GOAL » Copy each line of the entries below character for character, keeping their order.

AVAILABLE DATA »
Begin

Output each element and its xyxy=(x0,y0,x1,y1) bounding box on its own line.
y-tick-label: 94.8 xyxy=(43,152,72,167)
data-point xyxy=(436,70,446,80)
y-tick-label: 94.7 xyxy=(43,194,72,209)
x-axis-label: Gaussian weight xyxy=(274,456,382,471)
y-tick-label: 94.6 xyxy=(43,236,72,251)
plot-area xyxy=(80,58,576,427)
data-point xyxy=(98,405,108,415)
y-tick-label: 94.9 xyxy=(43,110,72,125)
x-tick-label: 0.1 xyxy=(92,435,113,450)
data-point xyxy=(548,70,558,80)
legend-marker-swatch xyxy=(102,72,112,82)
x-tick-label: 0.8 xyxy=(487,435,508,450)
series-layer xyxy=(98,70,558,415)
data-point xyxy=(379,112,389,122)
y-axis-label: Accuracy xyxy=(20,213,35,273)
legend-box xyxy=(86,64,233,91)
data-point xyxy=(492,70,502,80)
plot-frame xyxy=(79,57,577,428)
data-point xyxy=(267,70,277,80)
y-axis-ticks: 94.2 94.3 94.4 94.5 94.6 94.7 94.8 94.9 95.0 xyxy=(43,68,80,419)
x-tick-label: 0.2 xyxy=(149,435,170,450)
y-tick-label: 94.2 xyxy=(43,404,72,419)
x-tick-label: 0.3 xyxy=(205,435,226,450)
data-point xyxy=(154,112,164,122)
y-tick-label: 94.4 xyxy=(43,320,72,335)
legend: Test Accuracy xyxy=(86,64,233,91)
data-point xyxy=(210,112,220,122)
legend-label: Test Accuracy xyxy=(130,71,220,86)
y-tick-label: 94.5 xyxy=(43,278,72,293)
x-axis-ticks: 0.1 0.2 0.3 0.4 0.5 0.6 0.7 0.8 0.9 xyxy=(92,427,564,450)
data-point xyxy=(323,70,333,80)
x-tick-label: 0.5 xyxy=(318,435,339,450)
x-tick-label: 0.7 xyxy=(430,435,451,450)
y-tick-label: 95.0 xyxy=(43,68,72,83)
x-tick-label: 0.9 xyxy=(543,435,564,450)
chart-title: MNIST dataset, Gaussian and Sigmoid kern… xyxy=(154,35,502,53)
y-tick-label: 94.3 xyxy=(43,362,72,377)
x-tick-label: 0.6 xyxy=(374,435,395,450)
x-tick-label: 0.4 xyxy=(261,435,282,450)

End

THE RESULT »
Output each element and its xyxy=(x0,y0,x1,y1) bounding box on its own line.
y-tick-label: 94.8 xyxy=(43,152,72,167)
data-point xyxy=(436,70,446,80)
y-tick-label: 94.7 xyxy=(43,194,72,209)
x-axis-label: Gaussian weight xyxy=(274,456,382,471)
y-tick-label: 94.6 xyxy=(43,236,72,251)
plot-area xyxy=(80,58,576,427)
data-point xyxy=(98,405,108,415)
y-tick-label: 94.9 xyxy=(43,110,72,125)
x-tick-label: 0.1 xyxy=(92,435,113,450)
data-point xyxy=(548,70,558,80)
legend-marker-swatch xyxy=(102,72,112,82)
x-tick-label: 0.8 xyxy=(487,435,508,450)
series-layer xyxy=(98,70,558,415)
data-point xyxy=(379,112,389,122)
y-axis-label: Accuracy xyxy=(20,213,35,273)
legend-box xyxy=(86,64,233,91)
data-point xyxy=(492,70,502,80)
plot-frame xyxy=(79,57,577,428)
data-point xyxy=(267,70,277,80)
y-axis-ticks: 94.2 94.3 94.4 94.5 94.6 94.7 94.8 94.9 95.0 xyxy=(43,68,80,419)
x-tick-label: 0.2 xyxy=(149,435,170,450)
y-tick-label: 94.2 xyxy=(43,404,72,419)
x-tick-label: 0.3 xyxy=(205,435,226,450)
data-point xyxy=(154,112,164,122)
y-tick-label: 94.4 xyxy=(43,320,72,335)
legend: Test Accuracy xyxy=(86,64,233,91)
data-point xyxy=(210,112,220,122)
legend-label: Test Accuracy xyxy=(130,71,220,86)
y-tick-label: 94.5 xyxy=(43,278,72,293)
x-axis-ticks: 0.1 0.2 0.3 0.4 0.5 0.6 0.7 0.8 0.9 xyxy=(92,427,564,450)
data-point xyxy=(323,70,333,80)
x-tick-label: 0.5 xyxy=(318,435,339,450)
x-tick-label: 0.7 xyxy=(430,435,451,450)
y-tick-label: 95.0 xyxy=(43,68,72,83)
x-tick-label: 0.9 xyxy=(543,435,564,450)
chart-title: MNIST dataset, Gaussian and Sigmoid kern… xyxy=(154,35,502,53)
y-tick-label: 94.3 xyxy=(43,362,72,377)
x-tick-label: 0.6 xyxy=(374,435,395,450)
x-tick-label: 0.4 xyxy=(261,435,282,450)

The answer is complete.